* [WHAT THIS TASK INVOLVES]
Out of the lines in this data, how many include "street"? Give the number and nothing else.

═══ RECORDED INFORMATION

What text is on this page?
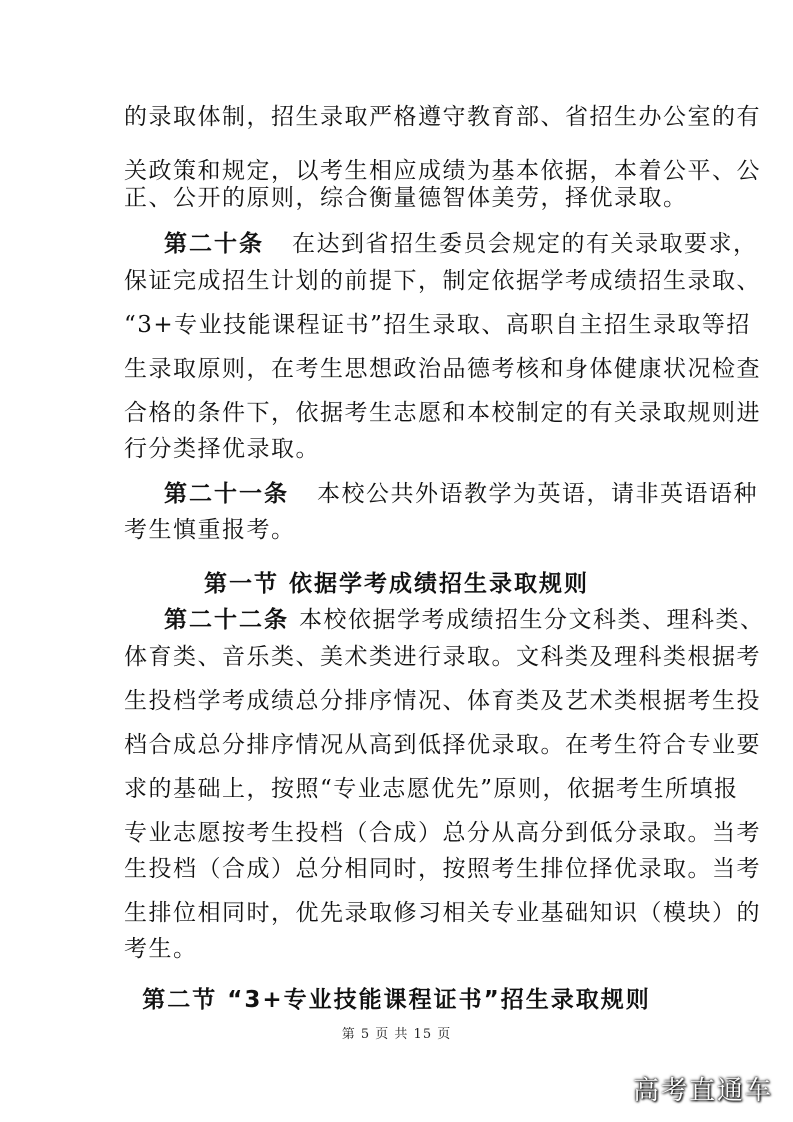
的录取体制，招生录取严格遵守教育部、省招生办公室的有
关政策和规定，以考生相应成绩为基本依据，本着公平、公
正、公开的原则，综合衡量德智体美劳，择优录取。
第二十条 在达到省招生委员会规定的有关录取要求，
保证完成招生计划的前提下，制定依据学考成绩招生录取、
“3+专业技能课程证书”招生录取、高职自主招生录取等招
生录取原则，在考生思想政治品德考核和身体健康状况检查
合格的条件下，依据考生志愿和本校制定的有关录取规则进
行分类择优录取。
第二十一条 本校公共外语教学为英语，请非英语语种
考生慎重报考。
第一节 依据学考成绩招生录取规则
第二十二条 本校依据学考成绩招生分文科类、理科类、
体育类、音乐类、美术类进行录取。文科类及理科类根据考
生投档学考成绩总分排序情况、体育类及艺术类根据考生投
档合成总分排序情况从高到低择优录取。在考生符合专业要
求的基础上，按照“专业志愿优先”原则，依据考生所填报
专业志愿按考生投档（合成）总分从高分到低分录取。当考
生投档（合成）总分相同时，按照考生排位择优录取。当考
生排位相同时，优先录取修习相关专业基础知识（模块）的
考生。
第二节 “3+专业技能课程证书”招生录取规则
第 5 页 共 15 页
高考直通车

══════
═══ RECORDED INFORMATION

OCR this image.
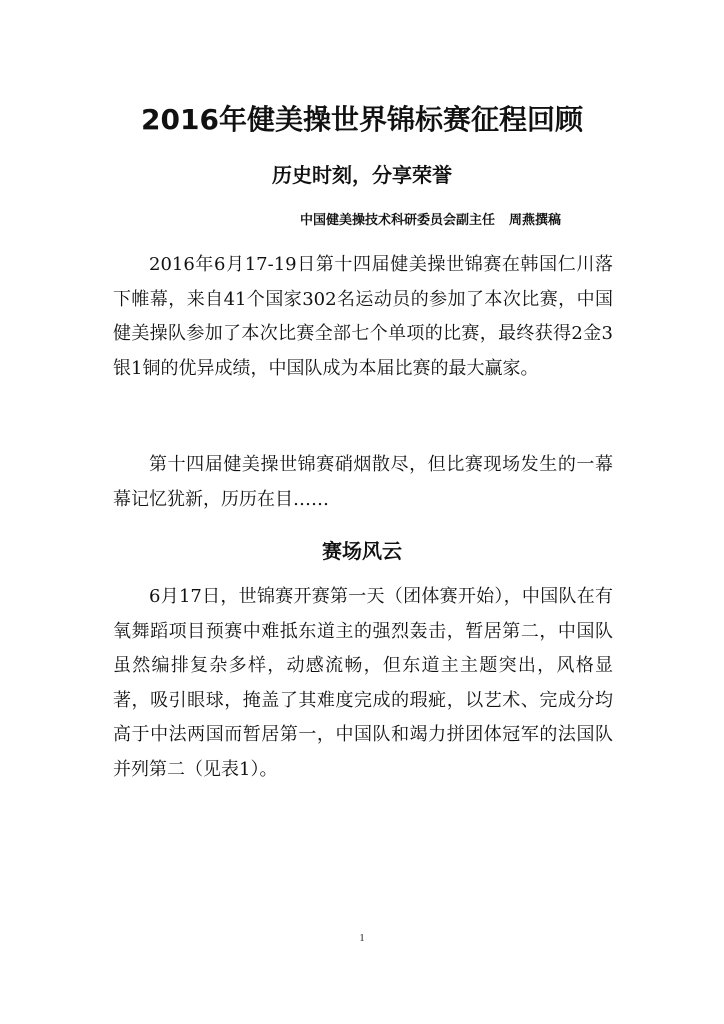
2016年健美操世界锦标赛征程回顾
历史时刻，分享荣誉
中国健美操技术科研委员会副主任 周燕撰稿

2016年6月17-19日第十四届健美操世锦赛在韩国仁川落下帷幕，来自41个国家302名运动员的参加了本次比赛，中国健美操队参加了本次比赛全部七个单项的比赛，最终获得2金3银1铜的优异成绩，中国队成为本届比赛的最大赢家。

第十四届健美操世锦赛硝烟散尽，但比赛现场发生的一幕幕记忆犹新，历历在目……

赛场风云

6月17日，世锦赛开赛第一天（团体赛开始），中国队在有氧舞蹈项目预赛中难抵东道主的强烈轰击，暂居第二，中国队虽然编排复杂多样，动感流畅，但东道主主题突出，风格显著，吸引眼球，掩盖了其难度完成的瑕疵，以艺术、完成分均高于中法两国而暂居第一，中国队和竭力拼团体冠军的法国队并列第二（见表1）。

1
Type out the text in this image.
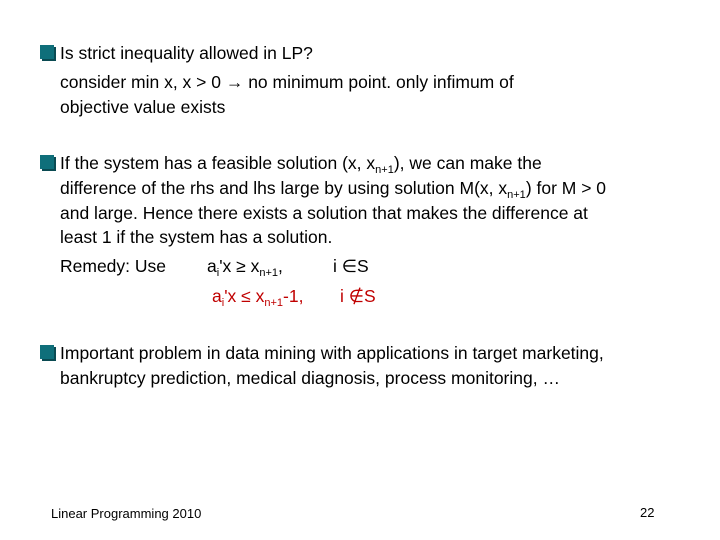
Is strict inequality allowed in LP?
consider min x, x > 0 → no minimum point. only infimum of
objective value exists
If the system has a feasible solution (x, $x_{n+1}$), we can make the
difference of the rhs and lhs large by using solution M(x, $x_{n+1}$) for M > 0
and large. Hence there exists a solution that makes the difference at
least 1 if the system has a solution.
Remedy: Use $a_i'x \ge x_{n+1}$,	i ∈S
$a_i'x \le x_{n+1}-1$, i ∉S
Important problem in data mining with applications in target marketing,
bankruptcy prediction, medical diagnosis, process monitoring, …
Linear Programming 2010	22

══════
═══ RECORDED INFORMATION

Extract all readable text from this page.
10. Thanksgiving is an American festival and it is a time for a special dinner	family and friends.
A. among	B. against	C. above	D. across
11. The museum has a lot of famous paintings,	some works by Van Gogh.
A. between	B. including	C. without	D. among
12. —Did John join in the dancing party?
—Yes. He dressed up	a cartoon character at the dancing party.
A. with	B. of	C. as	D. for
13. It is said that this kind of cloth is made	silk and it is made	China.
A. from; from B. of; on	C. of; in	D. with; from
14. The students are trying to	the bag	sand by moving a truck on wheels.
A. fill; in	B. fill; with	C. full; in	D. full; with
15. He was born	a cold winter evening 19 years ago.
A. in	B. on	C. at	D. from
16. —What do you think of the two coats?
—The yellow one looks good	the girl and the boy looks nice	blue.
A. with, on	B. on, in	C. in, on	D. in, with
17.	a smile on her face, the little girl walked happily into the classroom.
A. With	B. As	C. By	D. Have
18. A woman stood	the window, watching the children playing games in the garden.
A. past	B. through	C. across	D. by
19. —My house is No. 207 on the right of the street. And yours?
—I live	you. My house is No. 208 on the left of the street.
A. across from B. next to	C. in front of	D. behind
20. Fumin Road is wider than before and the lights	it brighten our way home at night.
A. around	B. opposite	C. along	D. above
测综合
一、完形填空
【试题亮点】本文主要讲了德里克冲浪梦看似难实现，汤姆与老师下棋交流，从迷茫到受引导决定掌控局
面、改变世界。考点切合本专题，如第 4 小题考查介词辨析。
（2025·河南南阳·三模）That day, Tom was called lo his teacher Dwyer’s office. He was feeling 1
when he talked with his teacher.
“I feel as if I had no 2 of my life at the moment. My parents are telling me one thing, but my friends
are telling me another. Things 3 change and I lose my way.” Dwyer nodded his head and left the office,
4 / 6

══════

* [EXERCISE RESPONSE]
2